**The task:** For the records below, say how many lines contain the string "Телавский". Give the number only.

**Material for the task:**
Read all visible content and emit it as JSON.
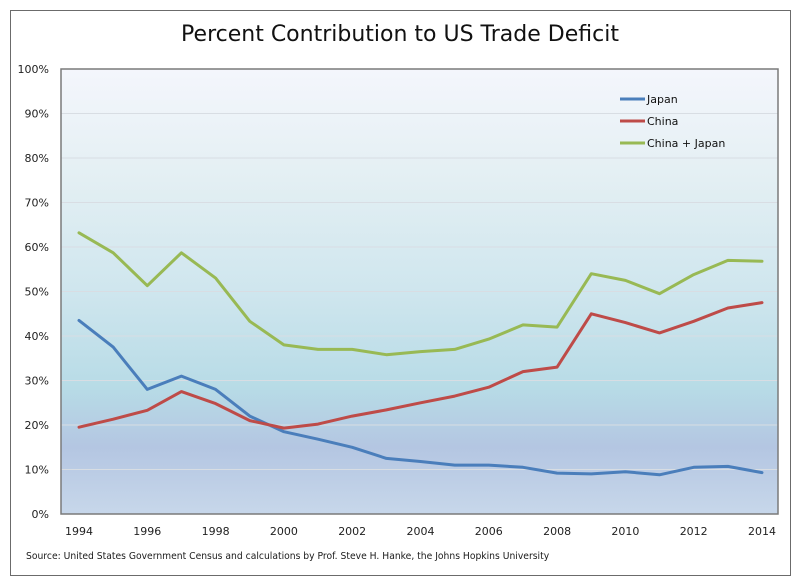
{
  "chart_data": {
    "type": "line",
    "title": "Percent Contribution to US Trade Deficit",
    "xlabel": "",
    "ylabel": "",
    "ylim": [
      0,
      100
    ],
    "xlim": [
      1994,
      2014
    ],
    "grid": true,
    "legend_position": "top-right",
    "y_ticks": [
      "0%",
      "10%",
      "20%",
      "30%",
      "40%",
      "50%",
      "60%",
      "70%",
      "80%",
      "90%",
      "100%"
    ],
    "y_tick_values": [
      0,
      10,
      20,
      30,
      40,
      50,
      60,
      70,
      80,
      90,
      100
    ],
    "x_ticks": [
      "1994",
      "1996",
      "1998",
      "2000",
      "2002",
      "2004",
      "2006",
      "2008",
      "2010",
      "2012",
      "2014"
    ],
    "x_tick_values": [
      1994,
      1996,
      1998,
      2000,
      2002,
      2004,
      2006,
      2008,
      2010,
      2012,
      2014
    ],
    "x": [
      1994,
      1995,
      1996,
      1997,
      1998,
      1999,
      2000,
      2001,
      2002,
      2003,
      2004,
      2005,
      2006,
      2007,
      2008,
      2009,
      2010,
      2011,
      2012,
      2013,
      2014
    ],
    "series": [
      {
        "name": "Japan",
        "color": "#4a7ebb",
        "values": [
          43.5,
          37.5,
          28,
          31,
          28,
          22,
          18.5,
          16.8,
          15,
          12.5,
          11.8,
          11,
          11,
          10.5,
          9.2,
          9,
          9.5,
          8.8,
          10.5,
          10.7,
          9.3
        ]
      },
      {
        "name": "China",
        "color": "#be4b48",
        "values": [
          19.5,
          21.3,
          23.3,
          27.5,
          24.8,
          21,
          19.3,
          20.2,
          22,
          23.4,
          25,
          26.5,
          28.5,
          32,
          33,
          45,
          43,
          40.7,
          43.3,
          46.3,
          47.5
        ]
      },
      {
        "name": "China + Japan",
        "color": "#98b954",
        "values": [
          63.2,
          58.7,
          51.3,
          58.7,
          53,
          43.3,
          38,
          37,
          37,
          35.8,
          36.5,
          37,
          39.3,
          42.5,
          42,
          54,
          52.5,
          49.5,
          53.8,
          57,
          56.8
        ]
      }
    ]
  },
  "source": "Source: United States Government Census and calculations by Prof. Steve H. Hanke, the Johns Hopkins University"
}
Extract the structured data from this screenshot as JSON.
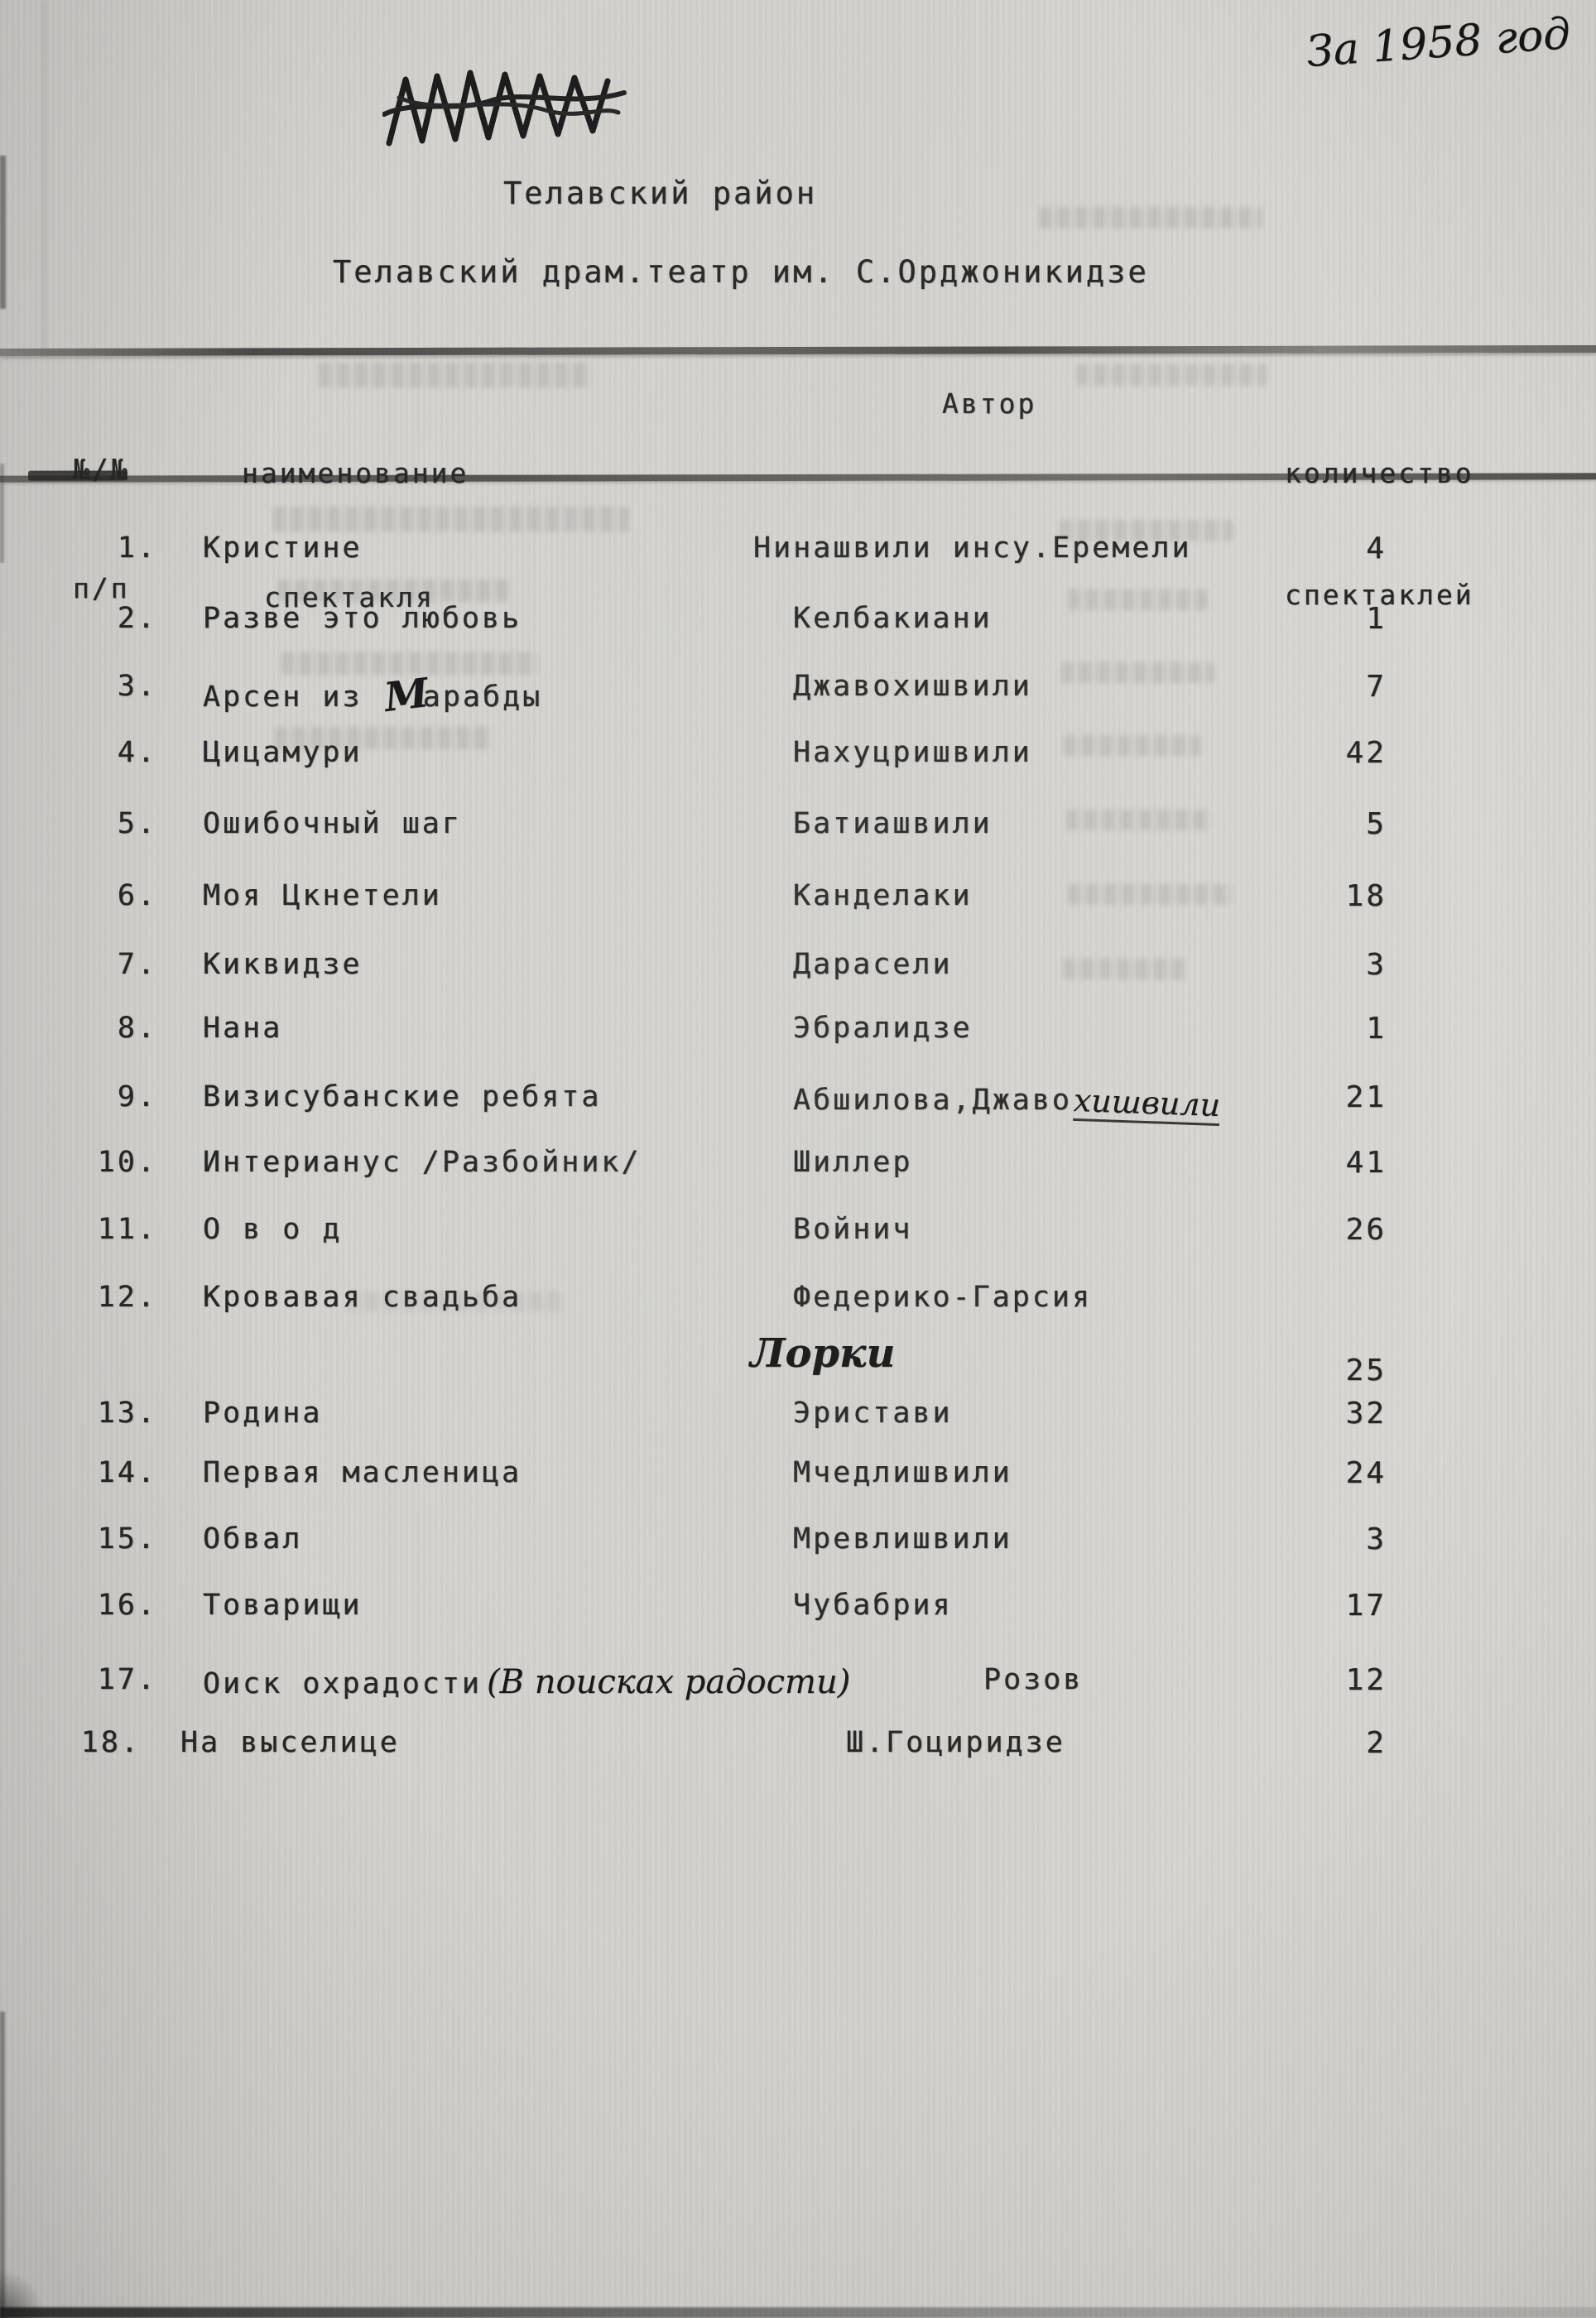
{
  "page": {
    "year_note_handwritten": "За 1958 год",
    "title_line1": "Телавский район",
    "title_line2": "Телавский драм.театр им. С.Орджоникидзе"
  },
  "table": {
    "header": {
      "col_num_line1": "№/№",
      "col_num_line2": "п/п",
      "col_name_line1": "наименование",
      "col_name_line2": "спектакля",
      "col_author": "Автор",
      "col_count_line1": "количество",
      "col_count_line2": "спектаклей"
    },
    "rows": [
      {
        "num": "1.",
        "title": "Кристине",
        "author": "Нинашвили инсу.Еремели",
        "count": "4"
      },
      {
        "num": "2.",
        "title": "Разве это любовь",
        "author": "Келбакиани",
        "count": "1"
      },
      {
        "num": "3.",
        "title_pre": "Арсен из ",
        "title_hw": "М",
        "title_post": "арабды",
        "author": "Джавохишвили",
        "count": "7"
      },
      {
        "num": "4.",
        "title": "Цицамури",
        "author": "Нахуцришвили",
        "count": "42"
      },
      {
        "num": "5.",
        "title": "Ошибочный шаг",
        "author": "Батиашвили",
        "count": "5"
      },
      {
        "num": "6.",
        "title": "Моя Цкнетели",
        "author": "Канделаки",
        "count": "18"
      },
      {
        "num": "7.",
        "title": "Киквидзе",
        "author": "Дарасели",
        "count": "3"
      },
      {
        "num": "8.",
        "title": "Нана",
        "author": "Эбралидзе",
        "count": "1"
      },
      {
        "num": "9.",
        "title": "Визисубанские ребята",
        "author_pre": "Абшилова,Джаво",
        "author_hw": "хишвили",
        "count": "21"
      },
      {
        "num": "10.",
        "title": "Интерианус /Разбойник/",
        "author": "Шиллер",
        "count": "41"
      },
      {
        "num": "11.",
        "title": "О в о д",
        "author": "Войнич",
        "count": "26"
      },
      {
        "num": "12.",
        "title": "Кровавая свадьба",
        "author": "Федерико-Гарсия",
        "author_line2_hw": "Лорки",
        "count": "25"
      },
      {
        "num": "13.",
        "title": "Родина",
        "author": "Эристави",
        "count": "32"
      },
      {
        "num": "14.",
        "title": "Первая масленица",
        "author": "Мчедлишвили",
        "count": "24"
      },
      {
        "num": "15.",
        "title": "Обвал",
        "author": "Мревлишвили",
        "count": "3"
      },
      {
        "num": "16.",
        "title": "Товарищи",
        "author": "Чубабрия",
        "count": "17"
      },
      {
        "num": "17.",
        "title_pre": "Оиск охрадости",
        "title_hw": "(В поисках радости)",
        "author": "Розов",
        "count": "12"
      },
      {
        "num": "18.",
        "title": "На выселице",
        "author": "Ш.Гоциридзе",
        "count": "2"
      }
    ]
  }
}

**Answer to this task:** 2